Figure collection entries
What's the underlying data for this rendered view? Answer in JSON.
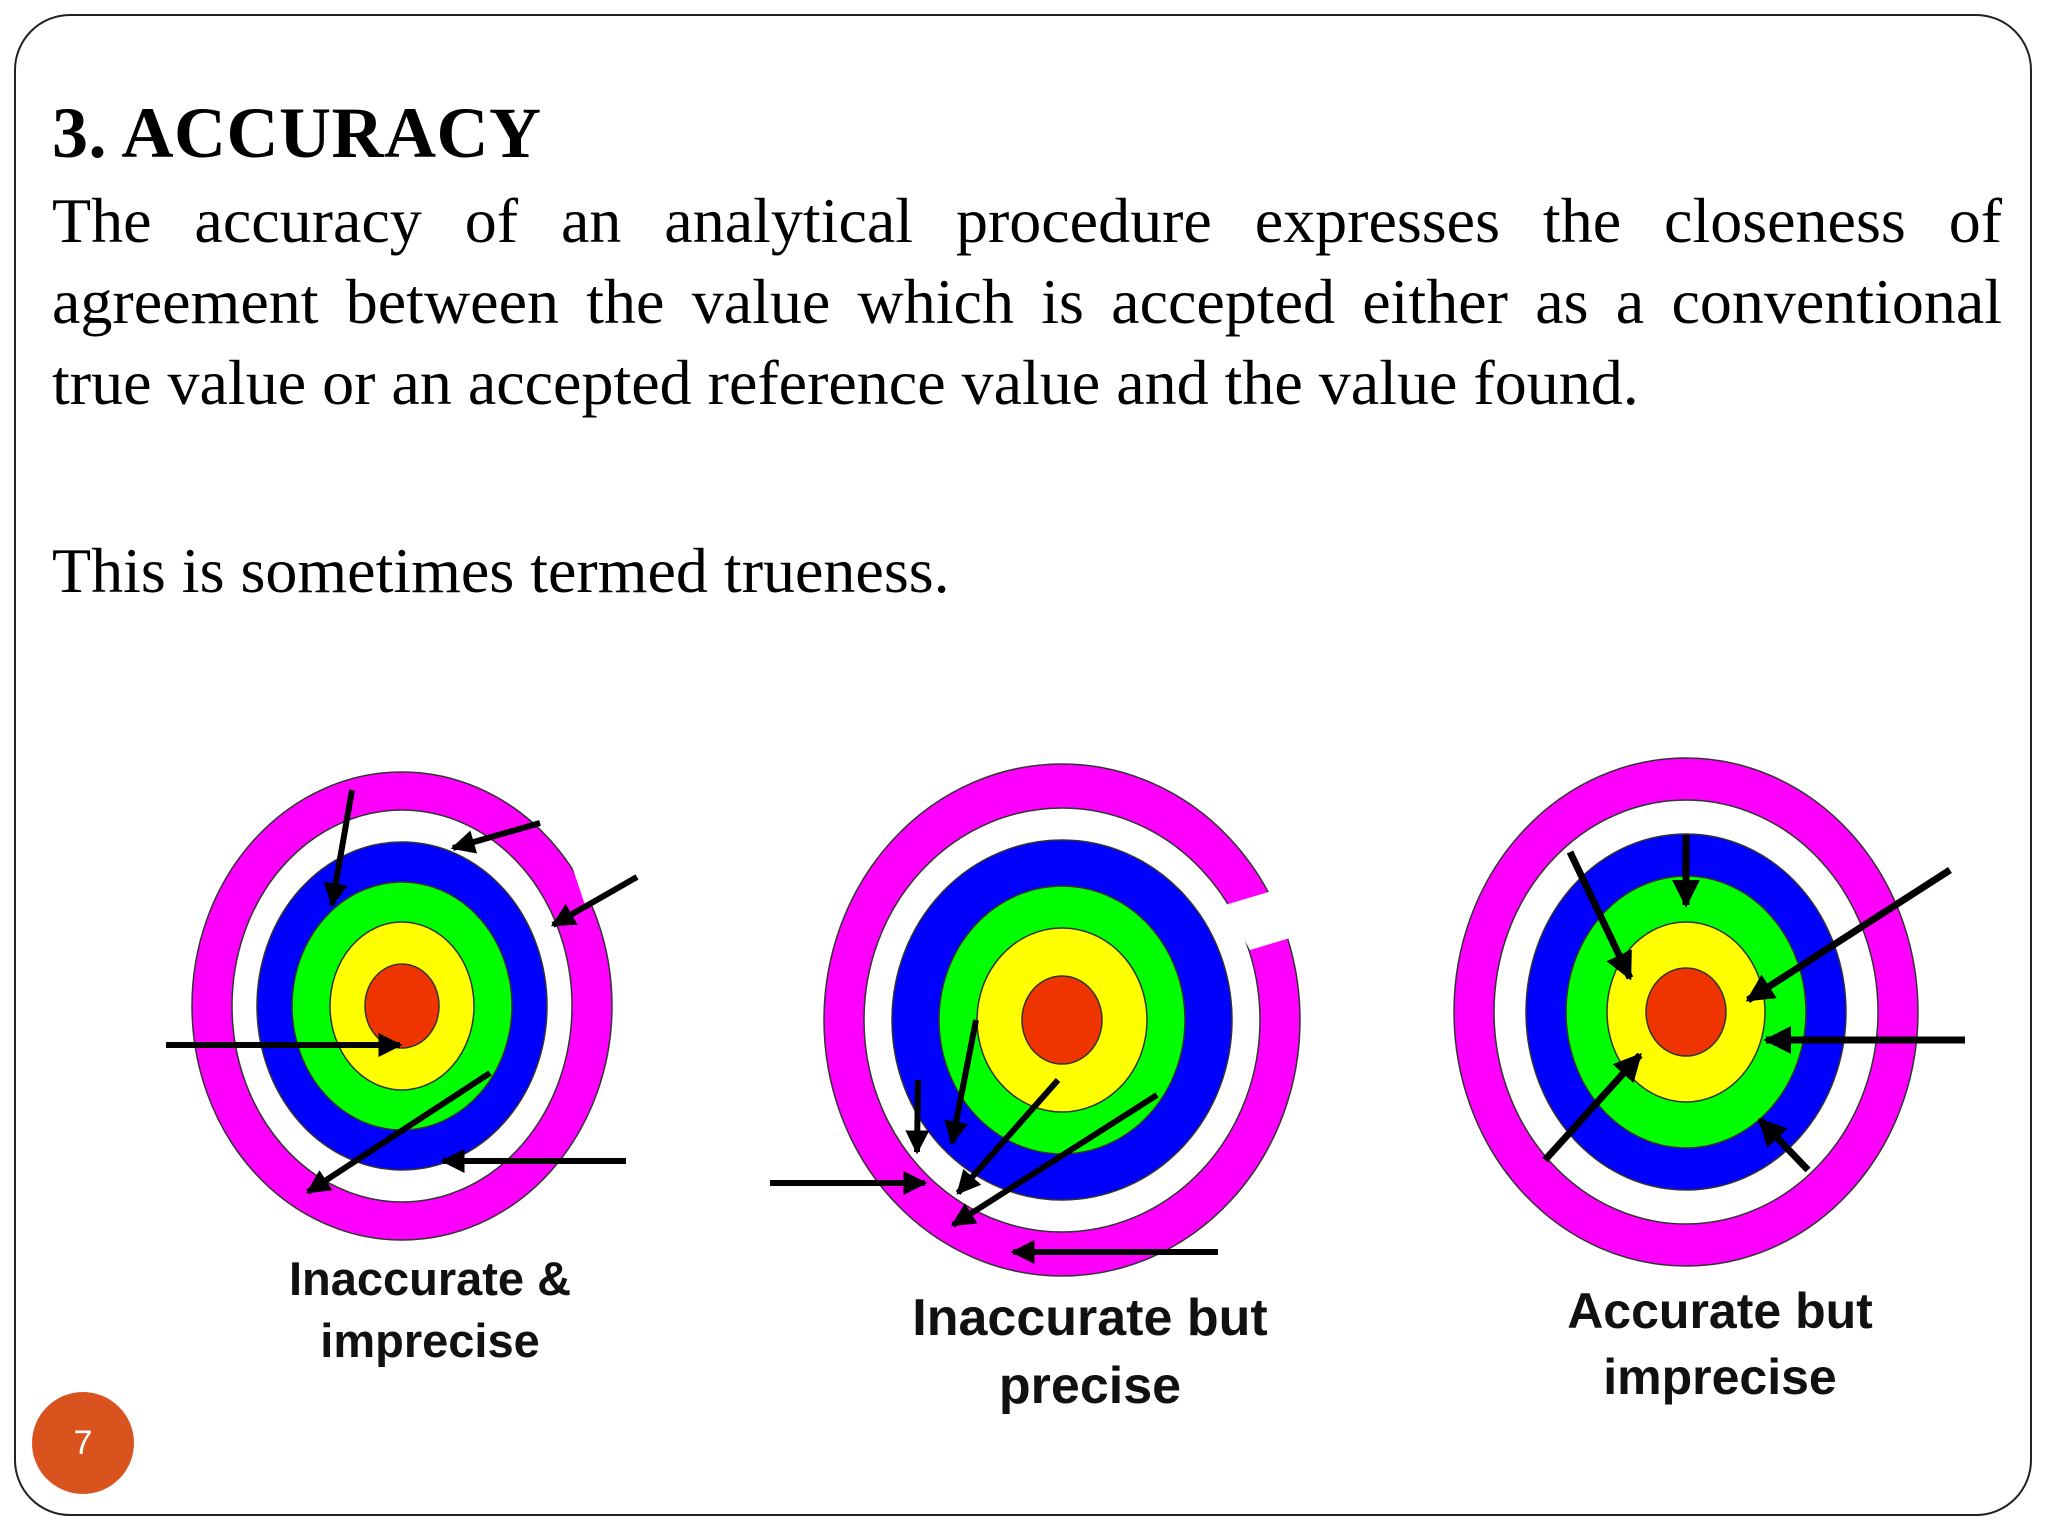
{
  "slide": {
    "heading": "3.  ACCURACY",
    "paragraph": "The accuracy of an analytical procedure expresses the closeness of agreement between  the value which is accepted either as a conventional true value or an accepted  reference value and the value found.",
    "note": "This is sometimes termed trueness.",
    "page_number": "7"
  },
  "diagram": {
    "ring_colors": [
      "#ff00ff",
      "#ffffff",
      "#0000ff",
      "#00ff00",
      "#ffff00",
      "#ff3300"
    ],
    "arrow_color": "#000000",
    "targets": [
      {
        "name": "inaccurate-imprecise",
        "caption": "Inaccurate & imprecise"
      },
      {
        "name": "inaccurate-precise",
        "caption": "Inaccurate but precise"
      },
      {
        "name": "accurate-imprecise",
        "caption": "Accurate but imprecise"
      }
    ]
  }
}
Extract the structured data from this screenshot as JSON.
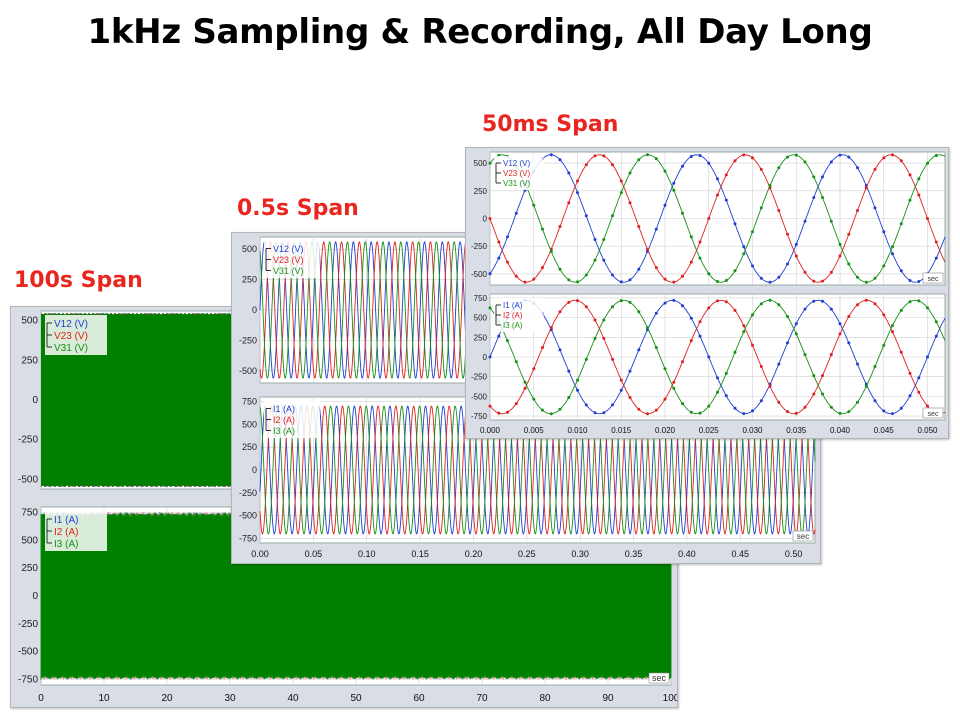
{
  "title": "1kHz Sampling & Recording, All Day Long",
  "colors": {
    "label": "#e8261f",
    "v12": "#1f3fd4",
    "v23": "#e02020",
    "v31": "#169016",
    "i_fill": "#008000",
    "grid": "#d0d0d0",
    "plot_bg": "#ffffff",
    "frame_bg": "#d8dde6"
  },
  "panels": [
    {
      "label": "100s Span",
      "unit_tag": "sec",
      "chart_data": [
        {
          "type": "line",
          "x_unit": "sec",
          "xlim": [
            0,
            100
          ],
          "x_ticks": [
            0,
            10,
            20,
            30,
            40,
            50,
            60,
            70,
            80,
            90,
            100
          ],
          "ylim": [
            -560,
            560
          ],
          "y_ticks": [
            500,
            250,
            0,
            -250,
            -500
          ],
          "series": [
            {
              "name": "V12 (V)",
              "amplitude": 550,
              "phase_deg": 0
            },
            {
              "name": "V23 (V)",
              "amplitude": 550,
              "phase_deg": -120
            },
            {
              "name": "V31 (V)",
              "amplitude": 550,
              "phase_deg": 120
            }
          ]
        },
        {
          "type": "line",
          "x_unit": "sec",
          "xlim": [
            0,
            100
          ],
          "x_ticks": [
            0,
            10,
            20,
            30,
            40,
            50,
            60,
            70,
            80,
            90,
            100
          ],
          "ylim": [
            -800,
            800
          ],
          "y_ticks": [
            750,
            500,
            250,
            0,
            -250,
            -500,
            -750
          ],
          "series": [
            {
              "name": "I1 (A)",
              "amplitude": 730,
              "phase_deg": 0
            },
            {
              "name": "I2 (A)",
              "amplitude": 730,
              "phase_deg": -120
            },
            {
              "name": "I3 (A)",
              "amplitude": 730,
              "phase_deg": 120
            }
          ]
        }
      ]
    },
    {
      "label": "0.5s Span",
      "unit_tag": "sec",
      "chart_data": [
        {
          "type": "line",
          "x_unit": "sec",
          "xlim": [
            0,
            0.52
          ],
          "x_ticks": [
            "0.00",
            "0.05",
            "0.10",
            "0.15",
            "0.20",
            "0.25",
            "0.30",
            "0.35",
            "0.40",
            "0.45",
            "0.50"
          ],
          "ylim": [
            -600,
            600
          ],
          "y_ticks": [
            500,
            250,
            0,
            -250,
            -500
          ],
          "series": [
            {
              "name": "V12 (V)",
              "amplitude": 560,
              "frequency_hz": 60,
              "phase_deg": 0
            },
            {
              "name": "V23 (V)",
              "amplitude": 560,
              "frequency_hz": 60,
              "phase_deg": -120
            },
            {
              "name": "V31 (V)",
              "amplitude": 560,
              "frequency_hz": 60,
              "phase_deg": 120
            }
          ]
        },
        {
          "type": "line",
          "x_unit": "sec",
          "xlim": [
            0,
            0.52
          ],
          "x_ticks": [
            "0.00",
            "0.05",
            "0.10",
            "0.15",
            "0.20",
            "0.25",
            "0.30",
            "0.35",
            "0.40",
            "0.45",
            "0.50"
          ],
          "ylim": [
            -800,
            800
          ],
          "y_ticks": [
            750,
            500,
            250,
            0,
            -250,
            -500,
            -750
          ],
          "series": [
            {
              "name": "I1 (A)",
              "amplitude": 700,
              "frequency_hz": 60,
              "phase_deg": -20
            },
            {
              "name": "I2 (A)",
              "amplitude": 700,
              "frequency_hz": 60,
              "phase_deg": -140
            },
            {
              "name": "I3 (A)",
              "amplitude": 700,
              "frequency_hz": 60,
              "phase_deg": 100
            }
          ]
        }
      ]
    },
    {
      "label": "50ms Span",
      "unit_tag": "sec",
      "chart_data": [
        {
          "type": "line",
          "x_unit": "sec",
          "xlim": [
            0,
            0.052
          ],
          "x_ticks": [
            "0.000",
            "0.005",
            "0.010",
            "0.015",
            "0.020",
            "0.025",
            "0.030",
            "0.035",
            "0.040",
            "0.045",
            "0.050"
          ],
          "ylim": [
            -600,
            600
          ],
          "y_ticks": [
            500,
            250,
            0,
            -250,
            -500
          ],
          "series": [
            {
              "name": "V12 (V)",
              "amplitude": 575,
              "frequency_hz": 60,
              "phase_deg": -60
            },
            {
              "name": "V23 (V)",
              "amplitude": 575,
              "frequency_hz": 60,
              "phase_deg": 180
            },
            {
              "name": "V31 (V)",
              "amplitude": 575,
              "frequency_hz": 60,
              "phase_deg": 60
            }
          ]
        },
        {
          "type": "line",
          "x_unit": "sec",
          "xlim": [
            0,
            0.052
          ],
          "x_ticks": [
            "0.000",
            "0.005",
            "0.010",
            "0.015",
            "0.020",
            "0.025",
            "0.030",
            "0.035",
            "0.040",
            "0.045",
            "0.050"
          ],
          "ylim": [
            -800,
            800
          ],
          "y_ticks": [
            750,
            500,
            250,
            0,
            -250,
            -500,
            -750
          ],
          "series": [
            {
              "name": "I1 (A)",
              "amplitude": 720,
              "frequency_hz": 60,
              "phase_deg": 0
            },
            {
              "name": "I2 (A)",
              "amplitude": 720,
              "frequency_hz": 60,
              "phase_deg": -120
            },
            {
              "name": "I3 (A)",
              "amplitude": 720,
              "frequency_hz": 60,
              "phase_deg": 120
            }
          ]
        }
      ]
    }
  ]
}
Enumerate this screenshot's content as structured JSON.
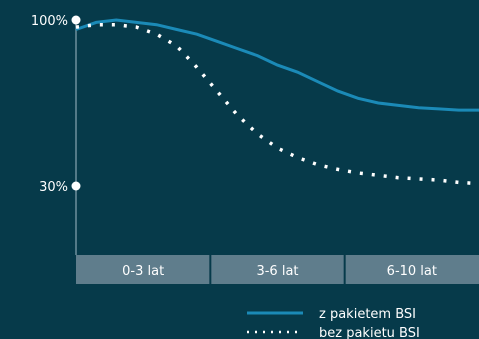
{
  "chart_data": {
    "type": "line",
    "categories": [
      "0-3 lat",
      "3-6 lat",
      "6-10 lat"
    ],
    "y_ticks": [
      "100%",
      "30%"
    ],
    "y_tick_values": [
      100,
      30
    ],
    "ylim": [
      30,
      100
    ],
    "grid": false,
    "legend_position": "bottom-right",
    "x": [
      0,
      0.5,
      1,
      1.5,
      2,
      2.5,
      3,
      3.5,
      4,
      4.5,
      5,
      5.5,
      6,
      6.5,
      7,
      7.5,
      8,
      8.5,
      9,
      9.5,
      10
    ],
    "series": [
      {
        "name": "z pakietem BSI",
        "style": "solid",
        "color": "#1b8ab7",
        "values": [
          96,
          99,
          100,
          99,
          98,
          96,
          94,
          91,
          88,
          85,
          81,
          78,
          74,
          70,
          67,
          65,
          64,
          63,
          62.5,
          62,
          62
        ]
      },
      {
        "name": "bez pakietu BSI",
        "style": "dotted",
        "color": "#ffffff",
        "values": [
          97,
          98,
          98,
          97,
          94,
          89,
          80,
          70,
          60,
          52,
          46,
          42,
          39,
          37,
          35.5,
          34.5,
          33.5,
          33,
          32.5,
          31.5,
          31
        ]
      }
    ]
  }
}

**The problem:**
Reproduce every record word for word. The copy must contain no pictures.

**Solution to this exercise:**
What's the underlying data for this rendered view? Answer in JSON.
{
  "slide": {
    "heading": "3.  ACCURACY",
    "paragraph": "The accuracy of an analytical procedure expresses the closeness of agreement between  the value which is accepted either as a conventional true value or an accepted  reference value and the value found.",
    "note": "This is sometimes termed trueness.",
    "page_number": "7"
  },
  "diagram": {
    "ring_colors": [
      "#ff00ff",
      "#ffffff",
      "#0000ff",
      "#00ff00",
      "#ffff00",
      "#ff3300"
    ],
    "arrow_color": "#000000",
    "targets": [
      {
        "name": "inaccurate-imprecise",
        "caption": "Inaccurate & imprecise"
      },
      {
        "name": "inaccurate-precise",
        "caption": "Inaccurate but precise"
      },
      {
        "name": "accurate-imprecise",
        "caption": "Accurate but imprecise"
      }
    ]
  }
}
Extract the structured data from this screenshot as JSON.
{
  "title": "1kHz Sampling & Recording, All Day Long",
  "colors": {
    "label": "#e8261f",
    "v12": "#1f3fd4",
    "v23": "#e02020",
    "v31": "#169016",
    "i_fill": "#008000",
    "grid": "#d0d0d0",
    "plot_bg": "#ffffff",
    "frame_bg": "#d8dde6"
  },
  "panels": [
    {
      "label": "100s Span",
      "unit_tag": "sec",
      "chart_data": [
        {
          "type": "line",
          "x_unit": "sec",
          "xlim": [
            0,
            100
          ],
          "x_ticks": [
            0,
            10,
            20,
            30,
            40,
            50,
            60,
            70,
            80,
            90,
            100
          ],
          "ylim": [
            -560,
            560
          ],
          "y_ticks": [
            500,
            250,
            0,
            -250,
            -500
          ],
          "series": [
            {
              "name": "V12 (V)",
              "amplitude": 550,
              "phase_deg": 0
            },
            {
              "name": "V23 (V)",
              "amplitude": 550,
              "phase_deg": -120
            },
            {
              "name": "V31 (V)",
              "amplitude": 550,
              "phase_deg": 120
            }
          ]
        },
        {
          "type": "line",
          "x_unit": "sec",
          "xlim": [
            0,
            100
          ],
          "x_ticks": [
            0,
            10,
            20,
            30,
            40,
            50,
            60,
            70,
            80,
            90,
            100
          ],
          "ylim": [
            -800,
            800
          ],
          "y_ticks": [
            750,
            500,
            250,
            0,
            -250,
            -500,
            -750
          ],
          "series": [
            {
              "name": "I1 (A)",
              "amplitude": 730,
              "phase_deg": 0
            },
            {
              "name": "I2 (A)",
              "amplitude": 730,
              "phase_deg": -120
            },
            {
              "name": "I3 (A)",
              "amplitude": 730,
              "phase_deg": 120
            }
          ]
        }
      ]
    },
    {
      "label": "0.5s Span",
      "unit_tag": "sec",
      "chart_data": [
        {
          "type": "line",
          "x_unit": "sec",
          "xlim": [
            0,
            0.52
          ],
          "x_ticks": [
            "0.00",
            "0.05",
            "0.10",
            "0.15",
            "0.20",
            "0.25",
            "0.30",
            "0.35",
            "0.40",
            "0.45",
            "0.50"
          ],
          "ylim": [
            -600,
            600
          ],
          "y_ticks": [
            500,
            250,
            0,
            -250,
            -500
          ],
          "series": [
            {
              "name": "V12 (V)",
              "amplitude": 560,
              "frequency_hz": 60,
              "phase_deg": 0
            },
            {
              "name": "V23 (V)",
              "amplitude": 560,
              "frequency_hz": 60,
              "phase_deg": -120
            },
            {
              "name": "V31 (V)",
              "amplitude": 560,
              "frequency_hz": 60,
              "phase_deg": 120
            }
          ]
        },
        {
          "type": "line",
          "x_unit": "sec",
          "xlim": [
            0,
            0.52
          ],
          "x_ticks": [
            "0.00",
            "0.05",
            "0.10",
            "0.15",
            "0.20",
            "0.25",
            "0.30",
            "0.35",
            "0.40",
            "0.45",
            "0.50"
          ],
          "ylim": [
            -800,
            800
          ],
          "y_ticks": [
            750,
            500,
            250,
            0,
            -250,
            -500,
            -750
          ],
          "series": [
            {
              "name": "I1 (A)",
              "amplitude": 700,
              "frequency_hz": 60,
              "phase_deg": -20
            },
            {
              "name": "I2 (A)",
              "amplitude": 700,
              "frequency_hz": 60,
              "phase_deg": -140
            },
            {
              "name": "I3 (A)",
              "amplitude": 700,
              "frequency_hz": 60,
              "phase_deg": 100
            }
          ]
        }
      ]
    },
    {
      "label": "50ms Span",
      "unit_tag": "sec",
      "chart_data": [
        {
          "type": "line",
          "x_unit": "sec",
          "xlim": [
            0,
            0.052
          ],
          "x_ticks": [
            "0.000",
            "0.005",
            "0.010",
            "0.015",
            "0.020",
            "0.025",
            "0.030",
            "0.035",
            "0.040",
            "0.045",
            "0.050"
          ],
          "ylim": [
            -600,
            600
          ],
          "y_ticks": [
            500,
            250,
            0,
            -250,
            -500
          ],
          "series": [
            {
              "name": "V12 (V)",
              "amplitude": 575,
              "frequency_hz": 60,
              "phase_deg": -60
            },
            {
              "name": "V23 (V)",
              "amplitude": 575,
              "frequency_hz": 60,
              "phase_deg": 180
            },
            {
              "name": "V31 (V)",
              "amplitude": 575,
              "frequency_hz": 60,
              "phase_deg": 60
            }
          ]
        },
        {
          "type": "line",
          "x_unit": "sec",
          "xlim": [
            0,
            0.052
          ],
          "x_ticks": [
            "0.000",
            "0.005",
            "0.010",
            "0.015",
            "0.020",
            "0.025",
            "0.030",
            "0.035",
            "0.040",
            "0.045",
            "0.050"
          ],
          "ylim": [
            -800,
            800
          ],
          "y_ticks": [
            750,
            500,
            250,
            0,
            -250,
            -500,
            -750
          ],
          "series": [
            {
              "name": "I1 (A)",
              "amplitude": 720,
              "frequency_hz": 60,
              "phase_deg": 0
            },
            {
              "name": "I2 (A)",
              "amplitude": 720,
              "frequency_hz": 60,
              "phase_deg": -120
            },
            {
              "name": "I3 (A)",
              "amplitude": 720,
              "frequency_hz": 60,
              "phase_deg": 120
            }
          ]
        }
      ]
    }
  ]
}
Enumerate this screenshot's content as structured JSON.
{
  "chart_data": {
    "type": "line",
    "categories": [
      "0-3 lat",
      "3-6 lat",
      "6-10 lat"
    ],
    "y_ticks": [
      "100%",
      "30%"
    ],
    "y_tick_values": [
      100,
      30
    ],
    "ylim": [
      30,
      100
    ],
    "grid": false,
    "legend_position": "bottom-right",
    "x": [
      0,
      0.5,
      1,
      1.5,
      2,
      2.5,
      3,
      3.5,
      4,
      4.5,
      5,
      5.5,
      6,
      6.5,
      7,
      7.5,
      8,
      8.5,
      9,
      9.5,
      10
    ],
    "series": [
      {
        "name": "z pakietem BSI",
        "style": "solid",
        "color": "#1b8ab7",
        "values": [
          96,
          99,
          100,
          99,
          98,
          96,
          94,
          91,
          88,
          85,
          81,
          78,
          74,
          70,
          67,
          65,
          64,
          63,
          62.5,
          62,
          62
        ]
      },
      {
        "name": "bez pakietu BSI",
        "style": "dotted",
        "color": "#ffffff",
        "values": [
          97,
          98,
          98,
          97,
          94,
          89,
          80,
          70,
          60,
          52,
          46,
          42,
          39,
          37,
          35.5,
          34.5,
          33.5,
          33,
          32.5,
          31.5,
          31
        ]
      }
    ]
  }
}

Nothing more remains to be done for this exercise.